# Exercise
Extract the full set of records that follows, word for word.

# Provided entries
-- Start --
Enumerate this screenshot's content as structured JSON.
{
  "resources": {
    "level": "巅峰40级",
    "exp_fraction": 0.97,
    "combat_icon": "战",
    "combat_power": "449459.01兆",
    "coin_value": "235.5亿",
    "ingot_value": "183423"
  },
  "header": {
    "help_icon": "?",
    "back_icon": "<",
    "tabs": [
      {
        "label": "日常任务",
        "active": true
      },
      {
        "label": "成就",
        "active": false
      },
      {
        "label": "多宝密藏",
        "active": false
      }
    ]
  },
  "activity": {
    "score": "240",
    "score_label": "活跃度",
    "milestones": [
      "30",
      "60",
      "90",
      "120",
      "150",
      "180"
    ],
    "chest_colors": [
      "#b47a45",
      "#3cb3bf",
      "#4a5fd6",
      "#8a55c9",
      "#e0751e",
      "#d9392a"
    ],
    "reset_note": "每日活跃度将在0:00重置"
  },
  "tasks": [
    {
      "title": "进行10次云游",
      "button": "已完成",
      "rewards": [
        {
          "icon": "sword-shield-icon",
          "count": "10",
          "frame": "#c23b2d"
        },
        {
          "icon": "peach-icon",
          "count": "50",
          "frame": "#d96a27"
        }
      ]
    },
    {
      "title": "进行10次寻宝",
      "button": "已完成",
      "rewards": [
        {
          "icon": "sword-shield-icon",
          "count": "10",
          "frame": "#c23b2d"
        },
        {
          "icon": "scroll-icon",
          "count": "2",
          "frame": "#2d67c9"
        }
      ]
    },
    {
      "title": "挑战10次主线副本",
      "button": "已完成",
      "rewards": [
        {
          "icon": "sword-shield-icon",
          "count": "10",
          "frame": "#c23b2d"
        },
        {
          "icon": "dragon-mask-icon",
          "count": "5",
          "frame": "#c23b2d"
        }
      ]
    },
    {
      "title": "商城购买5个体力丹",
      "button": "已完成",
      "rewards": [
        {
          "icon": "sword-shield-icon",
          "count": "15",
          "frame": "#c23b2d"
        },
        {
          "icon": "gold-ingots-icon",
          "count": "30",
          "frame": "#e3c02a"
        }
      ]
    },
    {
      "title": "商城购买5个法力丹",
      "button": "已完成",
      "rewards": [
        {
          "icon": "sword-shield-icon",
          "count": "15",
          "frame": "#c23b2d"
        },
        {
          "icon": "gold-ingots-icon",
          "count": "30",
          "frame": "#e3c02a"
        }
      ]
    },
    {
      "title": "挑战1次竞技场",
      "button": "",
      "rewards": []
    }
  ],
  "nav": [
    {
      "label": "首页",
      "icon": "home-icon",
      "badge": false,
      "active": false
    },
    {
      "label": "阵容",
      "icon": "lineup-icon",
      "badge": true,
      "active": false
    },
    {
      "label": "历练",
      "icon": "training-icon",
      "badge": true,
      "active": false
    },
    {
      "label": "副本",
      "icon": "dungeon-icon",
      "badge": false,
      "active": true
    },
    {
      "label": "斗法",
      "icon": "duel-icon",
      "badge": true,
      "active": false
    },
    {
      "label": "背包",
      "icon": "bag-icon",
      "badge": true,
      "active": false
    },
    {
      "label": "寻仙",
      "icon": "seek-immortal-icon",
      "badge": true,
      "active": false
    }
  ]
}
-- End --
# The answer
Enumerate this screenshot's content as structured JSON.
{
  "resources": {
    "level": "巅峰40级",
    "exp_fraction": 0.97,
    "combat_icon": "战",
    "combat_power": "449459.01兆",
    "coin_value": "235.5亿",
    "ingot_value": "183423"
  },
  "header": {
    "help_icon": "?",
    "back_icon": "<",
    "tabs": [
      {
        "label": "日常任务",
        "active": true
      },
      {
        "label": "成就",
        "active": false
      },
      {
        "label": "多宝密藏",
        "active": false
      }
    ]
  },
  "activity": {
    "score": "240",
    "score_label": "活跃度",
    "milestones": [
      "30",
      "60",
      "90",
      "120",
      "150",
      "180"
    ],
    "chest_colors": [
      "#b47a45",
      "#3cb3bf",
      "#4a5fd6",
      "#8a55c9",
      "#e0751e",
      "#d9392a"
    ],
    "reset_note": "每日活跃度将在0:00重置"
  },
  "tasks": [
    {
      "title": "进行10次云游",
      "button": "已完成",
      "rewards": [
        {
          "icon": "sword-shield-icon",
          "count": "10",
          "frame": "#c23b2d"
        },
        {
          "icon": "peach-icon",
          "count": "50",
          "frame": "#d96a27"
        }
      ]
    },
    {
      "title": "进行10次寻宝",
      "button": "已完成",
      "rewards": [
        {
          "icon": "sword-shield-icon",
          "count": "10",
          "frame": "#c23b2d"
        },
        {
          "icon": "scroll-icon",
          "count": "2",
          "frame": "#2d67c9"
        }
      ]
    },
    {
      "title": "挑战10次主线副本",
      "button": "已完成",
      "rewards": [
        {
          "icon": "sword-shield-icon",
          "count": "10",
          "frame": "#c23b2d"
        },
        {
          "icon": "dragon-mask-icon",
          "count": "5",
          "frame": "#c23b2d"
        }
      ]
    },
    {
      "title": "商城购买5个体力丹",
      "button": "已完成",
      "rewards": [
        {
          "icon": "sword-shield-icon",
          "count": "15",
          "frame": "#c23b2d"
        },
        {
          "icon": "gold-ingots-icon",
          "count": "30",
          "frame": "#e3c02a"
        }
      ]
    },
    {
      "title": "商城购买5个法力丹",
      "button": "已完成",
      "rewards": [
        {
          "icon": "sword-shield-icon",
          "count": "15",
          "frame": "#c23b2d"
        },
        {
          "icon": "gold-ingots-icon",
          "count": "30",
          "frame": "#e3c02a"
        }
      ]
    },
    {
      "title": "挑战1次竞技场",
      "button": "",
      "rewards": []
    }
  ],
  "nav": [
    {
      "label": "首页",
      "icon": "home-icon",
      "badge": false,
      "active": false
    },
    {
      "label": "阵容",
      "icon": "lineup-icon",
      "badge": true,
      "active": false
    },
    {
      "label": "历练",
      "icon": "training-icon",
      "badge": true,
      "active": false
    },
    {
      "label": "副本",
      "icon": "dungeon-icon",
      "badge": false,
      "active": true
    },
    {
      "label": "斗法",
      "icon": "duel-icon",
      "badge": true,
      "active": false
    },
    {
      "label": "背包",
      "icon": "bag-icon",
      "badge": true,
      "active": false
    },
    {
      "label": "寻仙",
      "icon": "seek-immortal-icon",
      "badge": true,
      "active": false
    }
  ]
}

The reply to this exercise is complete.